* EXERCISE PROMPT *
Copy the records below exactly, leaving out any pictures.

* DATASET *
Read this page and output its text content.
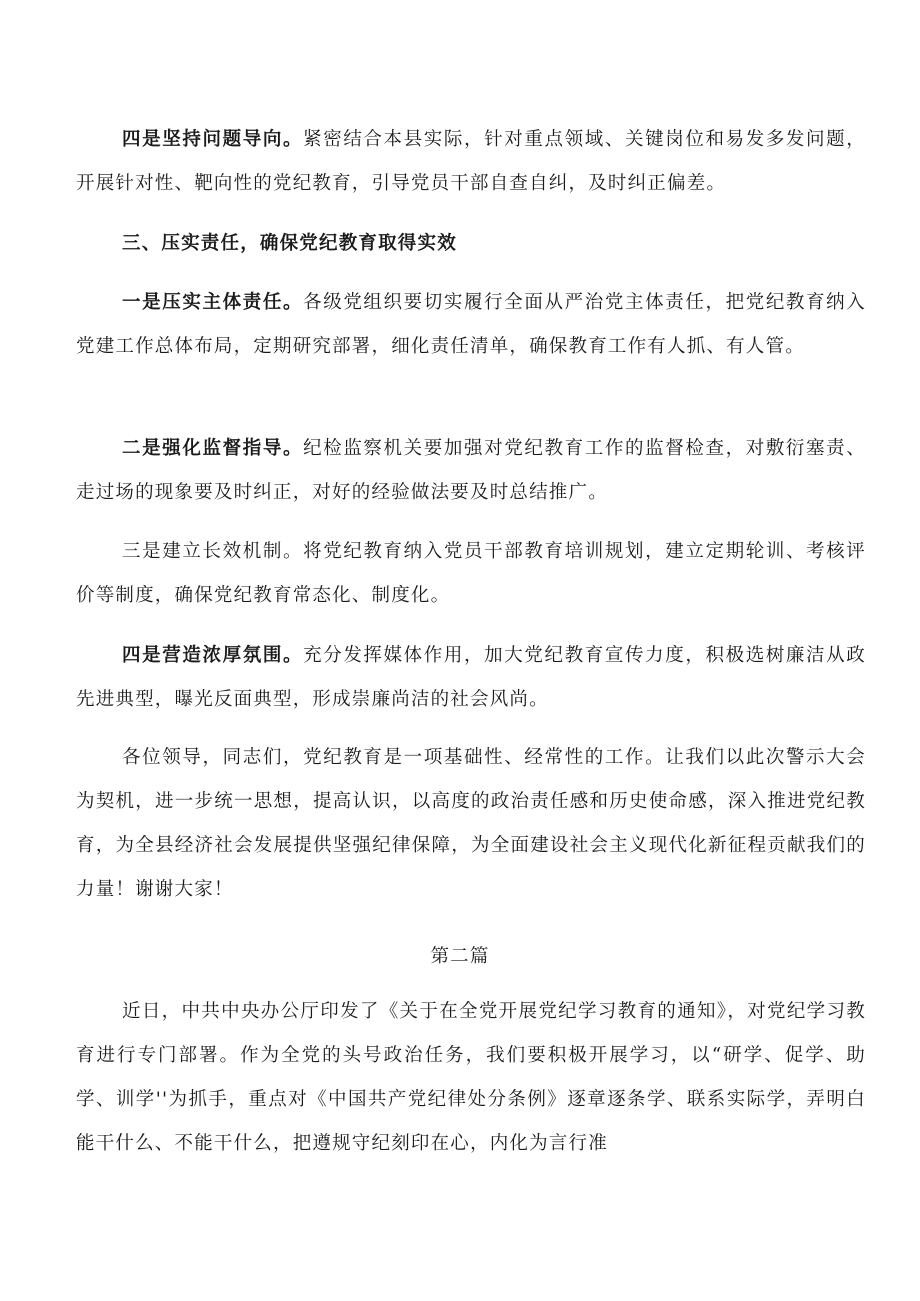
四是坚持问题导向。紧密结合本县实际，针对重点领域、关键岗位和易发多发问题，开展针对性、靶向性的党纪教育，引导党员干部自查自纠，及时纠正偏差。

三、压实责任，确保党纪教育取得实效

一是压实主体责任。各级党组织要切实履行全面从严治党主体责任，把党纪教育纳入党建工作总体布局，定期研究部署，细化责任清单，确保教育工作有人抓、有人管。

二是强化监督指导。纪检监察机关要加强对党纪教育工作的监督检查，对敷衍塞责、走过场的现象要及时纠正，对好的经验做法要及时总结推广。

三是建立长效机制。将党纪教育纳入党员干部教育培训规划，建立定期轮训、考核评价等制度，确保党纪教育常态化、制度化。

四是营造浓厚氛围。充分发挥媒体作用，加大党纪教育宣传力度，积极选树廉洁从政先进典型，曝光反面典型，形成崇廉尚洁的社会风尚。

各位领导，同志们，党纪教育是一项基础性、经常性的工作。让我们以此次警示大会为契机，进一步统一思想，提高认识，以高度的政治责任感和历史使命感，深入推进党纪教育，为全县经济社会发展提供坚强纪律保障，为全面建设社会主义现代化新征程贡献我们的力量！谢谢大家！

第二篇

近日，中共中央办公厅印发了《关于在全党开展党纪学习教育的通知》，对党纪学习教育进行专门部署。作为全党的头号政治任务，我们要积极开展学习，以“研学、促学、助学、训学''为抓手，重点对《中国共产党纪律处分条例》逐章逐条学、联系实际学，弄明白能干什么、不能干什么，把遵规守纪刻印在心，内化为言行准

* WORKED ANSWER *
Read this page and output its text content.
四是坚持问题导向。紧密结合本县实际，针对重点领域、关键岗位和易发多发问题，开展针对性、靶向性的党纪教育，引导党员干部自查自纠，及时纠正偏差。

三、压实责任，确保党纪教育取得实效

一是压实主体责任。各级党组织要切实履行全面从严治党主体责任，把党纪教育纳入党建工作总体布局，定期研究部署，细化责任清单，确保教育工作有人抓、有人管。

二是强化监督指导。纪检监察机关要加强对党纪教育工作的监督检查，对敷衍塞责、走过场的现象要及时纠正，对好的经验做法要及时总结推广。

三是建立长效机制。将党纪教育纳入党员干部教育培训规划，建立定期轮训、考核评价等制度，确保党纪教育常态化、制度化。

四是营造浓厚氛围。充分发挥媒体作用，加大党纪教育宣传力度，积极选树廉洁从政先进典型，曝光反面典型，形成崇廉尚洁的社会风尚。

各位领导，同志们，党纪教育是一项基础性、经常性的工作。让我们以此次警示大会为契机，进一步统一思想，提高认识，以高度的政治责任感和历史使命感，深入推进党纪教育，为全县经济社会发展提供坚强纪律保障，为全面建设社会主义现代化新征程贡献我们的力量！谢谢大家！

第二篇

近日，中共中央办公厅印发了《关于在全党开展党纪学习教育的通知》，对党纪学习教育进行专门部署。作为全党的头号政治任务，我们要积极开展学习，以“研学、促学、助学、训学''为抓手，重点对《中国共产党纪律处分条例》逐章逐条学、联系实际学，弄明白能干什么、不能干什么，把遵规守纪刻印在心，内化为言行准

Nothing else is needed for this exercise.